▶ Set task:
State the number of lines in these records that include the word "image", and add nothing to it.
# # # #
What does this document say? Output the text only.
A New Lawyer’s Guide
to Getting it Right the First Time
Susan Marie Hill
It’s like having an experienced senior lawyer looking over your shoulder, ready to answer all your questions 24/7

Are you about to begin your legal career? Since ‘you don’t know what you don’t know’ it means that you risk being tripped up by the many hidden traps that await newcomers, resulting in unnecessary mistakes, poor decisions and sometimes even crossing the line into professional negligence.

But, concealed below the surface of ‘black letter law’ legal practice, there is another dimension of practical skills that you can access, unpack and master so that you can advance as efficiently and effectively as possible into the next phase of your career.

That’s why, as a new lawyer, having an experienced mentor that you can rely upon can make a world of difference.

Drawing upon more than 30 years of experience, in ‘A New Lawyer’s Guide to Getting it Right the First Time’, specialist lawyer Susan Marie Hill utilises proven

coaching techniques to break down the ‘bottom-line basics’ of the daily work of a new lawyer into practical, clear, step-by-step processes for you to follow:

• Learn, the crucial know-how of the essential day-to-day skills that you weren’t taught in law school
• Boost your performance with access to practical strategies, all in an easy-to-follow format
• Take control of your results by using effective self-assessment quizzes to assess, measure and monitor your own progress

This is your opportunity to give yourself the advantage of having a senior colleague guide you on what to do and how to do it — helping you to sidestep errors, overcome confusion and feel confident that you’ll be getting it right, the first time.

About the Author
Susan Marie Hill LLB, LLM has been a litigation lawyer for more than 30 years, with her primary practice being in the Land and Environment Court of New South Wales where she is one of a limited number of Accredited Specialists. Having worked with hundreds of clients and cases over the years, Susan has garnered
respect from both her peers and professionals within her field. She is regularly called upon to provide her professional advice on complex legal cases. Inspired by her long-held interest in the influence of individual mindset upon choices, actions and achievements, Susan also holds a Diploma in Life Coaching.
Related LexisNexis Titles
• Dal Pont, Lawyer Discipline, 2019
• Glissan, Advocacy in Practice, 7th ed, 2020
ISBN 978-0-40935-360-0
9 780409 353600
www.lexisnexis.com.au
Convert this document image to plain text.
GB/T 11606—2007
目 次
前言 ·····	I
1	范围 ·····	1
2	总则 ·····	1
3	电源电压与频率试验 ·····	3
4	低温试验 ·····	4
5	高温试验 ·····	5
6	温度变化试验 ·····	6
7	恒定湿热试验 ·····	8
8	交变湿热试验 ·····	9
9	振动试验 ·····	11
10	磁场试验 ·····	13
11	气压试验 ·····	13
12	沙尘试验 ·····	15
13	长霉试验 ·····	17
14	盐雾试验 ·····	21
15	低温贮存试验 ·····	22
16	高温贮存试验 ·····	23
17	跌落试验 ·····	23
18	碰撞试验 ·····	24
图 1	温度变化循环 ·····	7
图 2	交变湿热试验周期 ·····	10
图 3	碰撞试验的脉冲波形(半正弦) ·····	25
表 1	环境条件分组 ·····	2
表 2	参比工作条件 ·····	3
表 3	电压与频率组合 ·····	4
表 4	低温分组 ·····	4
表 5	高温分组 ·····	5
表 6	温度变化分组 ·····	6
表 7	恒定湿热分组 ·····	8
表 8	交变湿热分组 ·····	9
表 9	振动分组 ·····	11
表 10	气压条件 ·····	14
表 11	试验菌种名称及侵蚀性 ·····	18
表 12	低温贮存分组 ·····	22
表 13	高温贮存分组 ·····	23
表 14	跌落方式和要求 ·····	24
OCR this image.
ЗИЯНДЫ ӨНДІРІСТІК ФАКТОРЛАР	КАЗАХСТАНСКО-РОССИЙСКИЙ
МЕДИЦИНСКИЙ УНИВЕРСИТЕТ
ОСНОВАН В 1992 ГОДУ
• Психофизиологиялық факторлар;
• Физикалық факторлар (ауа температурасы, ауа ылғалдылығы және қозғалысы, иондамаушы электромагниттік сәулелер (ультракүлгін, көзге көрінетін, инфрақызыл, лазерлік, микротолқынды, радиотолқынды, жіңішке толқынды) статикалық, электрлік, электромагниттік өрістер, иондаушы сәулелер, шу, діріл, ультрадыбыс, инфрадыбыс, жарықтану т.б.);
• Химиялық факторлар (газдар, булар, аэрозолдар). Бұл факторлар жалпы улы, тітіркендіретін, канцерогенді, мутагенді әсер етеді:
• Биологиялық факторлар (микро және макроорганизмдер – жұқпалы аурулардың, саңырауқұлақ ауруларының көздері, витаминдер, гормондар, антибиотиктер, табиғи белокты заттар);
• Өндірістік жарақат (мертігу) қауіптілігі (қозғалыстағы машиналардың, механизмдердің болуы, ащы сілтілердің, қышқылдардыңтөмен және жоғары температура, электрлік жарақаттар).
# # # #
▶ Task response:
2